◆ **Task description**
Gather all lines with "İstihare" from the records.

◆ **Record extracts**
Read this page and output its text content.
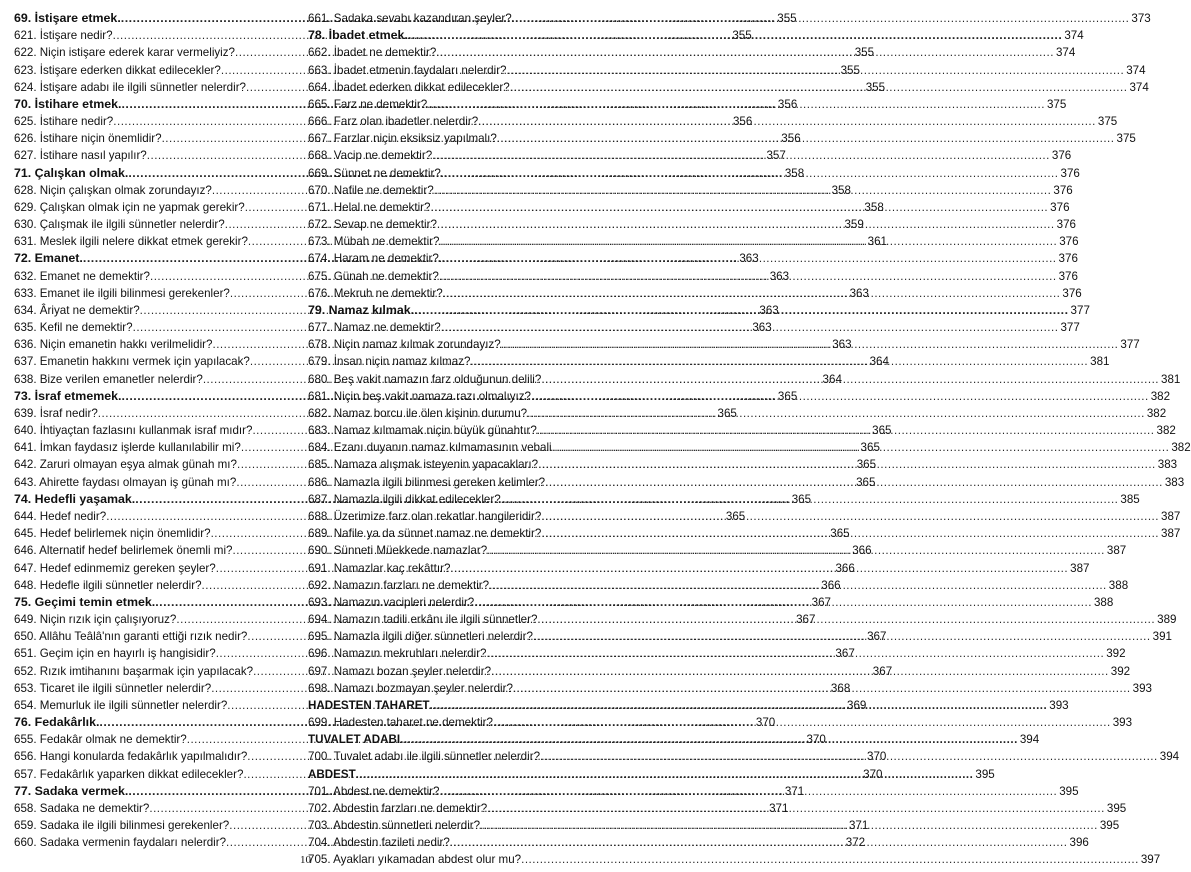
69. İstişare etmek. .....	355
621. İstişare nedir? .....	355
622. Niçin istişare ederek karar vermeliyiz? .....	355
623. İstişare ederken dikkat edilecekler? .....	355
624. İstişare adabı ile ilgili sünnetler nelerdir? .....	355
70. İstihare etmek. .....	356
625. İstihare nedir? .....	356
626. İstihare niçin önemlidir? .....	356
627. İstihare nasıl yapılır? .....	357
71. Çalışkan olmak. .....	358
628. Niçin çalışkan olmak zorundayız? .....	358
629. Çalışkan olmak için ne yapmak gerekir? .....	358
630. Çalışmak ile ilgili sünnetler nelerdir? .....	359
631. Meslek ilgili nelere dikkat etmek gerekir? .....	361
72. Emanet. .....	363
632. Emanet ne demektir? .....	363
633. Emanet ile ilgili bilinmesi gerekenler? .....	363
634. Âriyat ne demektir? .....	363
635. Kefil ne demektir? .....	363
636. Niçin emanetin hakkı verilmelidir? .....	363
637. Emanetin hakkını vermek için yapılacak? .....	364
638. Bize verilen emanetler nelerdir? .....	364
73. İsraf etmemek. .....	365
639. İsraf nedir? .....	365
640. İhtiyaçtan fazlasını kullanmak israf mıdır? .....	365
641. İmkan faydasız işlerde kullanılabilir mi? .....	365
642. Zaruri olmayan eşya almak günah mı? .....	365
643. Ahirette faydası olmayan iş günah mı? .....	365
74. Hedefli yaşamak. .....	365
644. Hedef nedir? .....	365
645. Hedef belirlemek niçin önemlidir? .....	365
646. Alternatif hedef belirlemek önemli mi? .....	366
647. Hedef edinmemiz gereken şeyler? .....	366
648. Hedefle ilgili sünnetler nelerdir? .....	366
75. Geçimi temin etmek. .....	367
649. Niçin rızık için çalışıyoruz? .....	367
650. Allâhu Teâlâ'nın garanti ettiği rızık nedir? .....	367
651. Geçim için en hayırlı iş hangisidir? .....	367
652. Rızık imtihanını başarmak için yapılacak? .....	367
653. Ticaret ile ilgili sünnetler nelerdir? .....	368
654. Memurluk ile ilgili sünnetler nelerdir? .....	369
76. Fedakârlık. .....	370
655. Fedakâr olmak ne demektir? .....	370
656. Hangi konularda fedakârlık yapılmalıdır? .....	370
657. Fedakârlık yaparken dikkat edilecekler? .....	370
77. Sadaka vermek. .....	371
658. Sadaka ne demektir? .....	371
659. Sadaka ile ilgili bilinmesi gerekenler? .....	371
660. Sadaka vermenin faydaları nelerdir? .....	372
661. Sadaka sevabı kazandıran şeyler? .....	373
78. İbadet etmek. .....	374
662. İbadet ne demektir? .....	374
663. İbadet etmenin faydaları nelerdir? .....	374
664. İbadet ederken dikkat edilecekler? .....	374
665. Farz ne demektir? .....	375
666. Farz olan ibadetler nelerdir? .....	375
667. Farzlar niçin eksiksiz yapılmalı? .....	375
668. Vacip ne demektir? .....	376
669. Sünnet ne demektir? .....	376
670. Nafile ne demektir? .....	376
671. Helal ne demektir? .....	376
672. Sevap ne demektir? .....	376
673. Mübah ne demektir? .....	376
674. Haram ne demektir? .....	376
675. Günah ne demektir? .....	376
676. Mekruh ne demektir? .....	376
79. Namaz kılmak. .....	377
677. Namaz ne demektir? .....	377
678. Niçin namaz kılmak zorundayız? .....	377
679. İnsan niçin namaz kılmaz? .....	381
680. Beş vakit namazın farz olduğunun delili? .....	381
681. Niçin beş vakit namaza razı olmalıyız? .....	382
682. Namaz borcu ile ölen kişinin durumu? .....	382
683. Namaz kılmamak niçin büyük günahtır? .....	382
684. Ezanı duyanın namaz kılmamasının vebali .....	382
685. Namaza alışmak isteyenin yapacakları? .....	383
686. Namazla ilgili bilinmesi gereken kelimler? .....	383
687. Namazla ilgili dikkat edilecekler? .....	385
688. Üzerimize farz olan rekatlar hangileridir? .....	387
689. Nafile ya da sünnet namaz ne demektir? .....	387
690. Sünneti Müekkede namazlar? .....	387
691. Namazlar kaç rekâttır? .....	387
692. Namazın farzları ne demektir? .....	388
693. Namazın vacipleri nelerdir? .....	388
694. Namazın tadili erkânı ile ilgili sünnetler? .....	389
695. Namazla ilgili diğer sünnetleri nelerdir? .....	391
696. Namazın mekruhları nelerdir? .....	392
697. Namazı bozan şeyler nelerdir? .....	392
698. Namazı bozmayan şeyler nelerdir? .....	393
HADESTEN TAHARET .....	393
699. Hadesten taharet ne demektir? .....	393
TUVALET ADABI .....	394
700. Tuvalet adabı ile ilgili sünnetler nelerdir? .....	394
ABDEST .....	395
701. Abdest ne demektir? .....	395
702. Abdestin farzları ne demektir? .....	395
703. Abdestin sünnetleri nelerdir? .....	395
704. Abdestin fazileti nedir? .....	396
705. Ayakları yıkamadan abdest olur mu? .....	397
10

◆ **Full solution**
70. İstihare etmek. .....	356
625. İstihare nedir? .....	356
626. İstihare niçin önemlidir? .....	356
627. İstihare nasıl yapılır? .....	357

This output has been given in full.